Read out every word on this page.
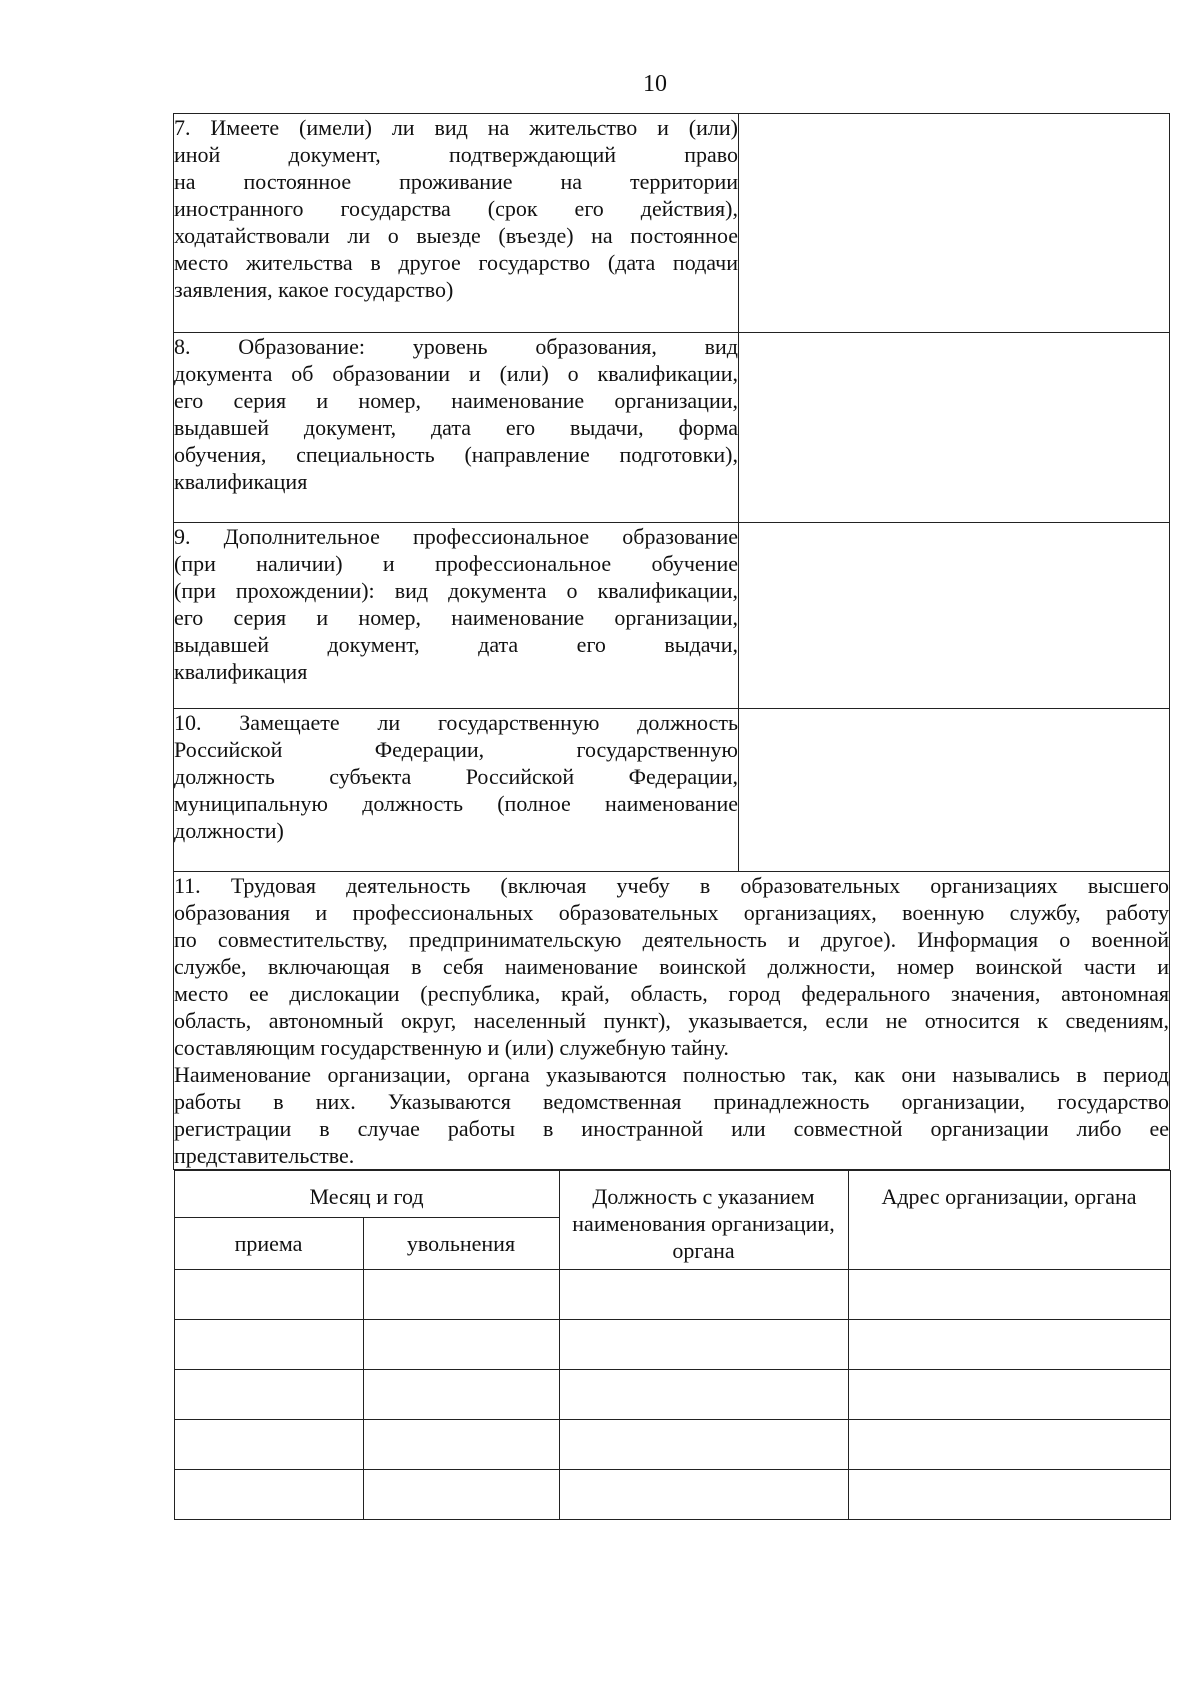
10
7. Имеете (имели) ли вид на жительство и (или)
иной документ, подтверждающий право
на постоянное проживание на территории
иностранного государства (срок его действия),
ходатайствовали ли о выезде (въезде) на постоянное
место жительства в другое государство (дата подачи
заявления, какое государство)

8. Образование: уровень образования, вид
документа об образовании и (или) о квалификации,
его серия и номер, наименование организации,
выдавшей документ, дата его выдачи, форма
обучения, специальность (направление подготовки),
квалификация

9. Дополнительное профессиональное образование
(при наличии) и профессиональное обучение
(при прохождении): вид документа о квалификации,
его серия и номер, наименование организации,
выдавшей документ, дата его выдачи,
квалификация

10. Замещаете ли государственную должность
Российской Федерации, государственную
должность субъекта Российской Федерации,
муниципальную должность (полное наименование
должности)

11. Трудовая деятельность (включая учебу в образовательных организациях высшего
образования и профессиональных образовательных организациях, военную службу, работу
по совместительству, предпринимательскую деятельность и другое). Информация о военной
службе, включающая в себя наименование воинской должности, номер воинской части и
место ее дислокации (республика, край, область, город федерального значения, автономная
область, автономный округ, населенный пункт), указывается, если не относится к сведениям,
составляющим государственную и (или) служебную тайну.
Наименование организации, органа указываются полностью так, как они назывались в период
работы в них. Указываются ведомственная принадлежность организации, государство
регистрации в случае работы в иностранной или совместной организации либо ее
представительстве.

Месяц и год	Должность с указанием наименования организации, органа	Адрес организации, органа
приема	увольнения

· · · · · · ·

REQUIREMENTS:
In the entries above, identify each line that includes the string "документа", then copy it.

FINISHED EXERCISE:
документа об образовании и (или) о квалификации,
(при прохождении): вид документа о квалификации,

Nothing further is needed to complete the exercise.